> [Goal] Report how many lines contain the word "Chart"; answer with the number only.

[Dataset items]
>>>
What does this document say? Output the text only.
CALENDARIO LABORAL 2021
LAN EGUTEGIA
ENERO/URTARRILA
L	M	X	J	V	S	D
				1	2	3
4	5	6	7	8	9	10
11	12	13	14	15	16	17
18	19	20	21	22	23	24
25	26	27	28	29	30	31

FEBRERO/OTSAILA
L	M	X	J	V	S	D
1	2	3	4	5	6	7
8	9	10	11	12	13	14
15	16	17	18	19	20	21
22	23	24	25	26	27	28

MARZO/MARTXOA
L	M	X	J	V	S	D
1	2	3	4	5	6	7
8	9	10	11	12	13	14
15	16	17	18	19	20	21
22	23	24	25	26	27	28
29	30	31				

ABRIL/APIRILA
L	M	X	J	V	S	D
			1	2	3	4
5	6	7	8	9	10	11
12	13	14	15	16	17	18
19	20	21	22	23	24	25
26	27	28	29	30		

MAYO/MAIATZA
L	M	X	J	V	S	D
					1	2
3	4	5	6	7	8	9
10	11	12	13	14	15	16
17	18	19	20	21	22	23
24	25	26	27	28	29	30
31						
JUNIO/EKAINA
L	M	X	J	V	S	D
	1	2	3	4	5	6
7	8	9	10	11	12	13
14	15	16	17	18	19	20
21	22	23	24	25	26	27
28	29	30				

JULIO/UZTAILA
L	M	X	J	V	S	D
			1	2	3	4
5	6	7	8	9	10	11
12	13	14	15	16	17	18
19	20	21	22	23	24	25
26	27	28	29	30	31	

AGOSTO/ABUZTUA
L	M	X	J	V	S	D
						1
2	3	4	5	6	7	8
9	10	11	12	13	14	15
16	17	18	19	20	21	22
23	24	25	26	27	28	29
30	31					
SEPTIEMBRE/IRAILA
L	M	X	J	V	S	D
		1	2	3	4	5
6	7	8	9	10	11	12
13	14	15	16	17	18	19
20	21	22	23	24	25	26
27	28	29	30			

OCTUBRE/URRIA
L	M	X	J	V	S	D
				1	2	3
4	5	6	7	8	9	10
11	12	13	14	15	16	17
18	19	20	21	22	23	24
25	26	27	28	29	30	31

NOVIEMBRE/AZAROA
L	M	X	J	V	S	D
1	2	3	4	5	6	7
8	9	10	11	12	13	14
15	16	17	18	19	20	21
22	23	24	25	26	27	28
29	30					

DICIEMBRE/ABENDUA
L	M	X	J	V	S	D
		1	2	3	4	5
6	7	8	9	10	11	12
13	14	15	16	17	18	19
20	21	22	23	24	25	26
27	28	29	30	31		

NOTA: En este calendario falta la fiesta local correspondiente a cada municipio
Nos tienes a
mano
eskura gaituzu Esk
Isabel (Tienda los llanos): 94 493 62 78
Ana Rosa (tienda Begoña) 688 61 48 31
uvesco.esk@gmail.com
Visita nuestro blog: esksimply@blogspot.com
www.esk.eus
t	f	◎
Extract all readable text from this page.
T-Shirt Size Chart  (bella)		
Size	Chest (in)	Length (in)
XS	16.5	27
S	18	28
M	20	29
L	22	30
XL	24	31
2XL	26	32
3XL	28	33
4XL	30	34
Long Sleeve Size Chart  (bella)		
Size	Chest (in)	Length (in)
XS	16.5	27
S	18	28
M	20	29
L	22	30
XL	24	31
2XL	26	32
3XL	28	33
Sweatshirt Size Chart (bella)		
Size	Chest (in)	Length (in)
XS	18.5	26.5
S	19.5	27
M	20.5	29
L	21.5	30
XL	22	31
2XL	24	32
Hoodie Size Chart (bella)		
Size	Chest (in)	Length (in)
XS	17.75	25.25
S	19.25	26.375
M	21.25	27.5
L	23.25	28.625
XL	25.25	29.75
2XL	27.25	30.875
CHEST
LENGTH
<<<
> [Reply to the task] 4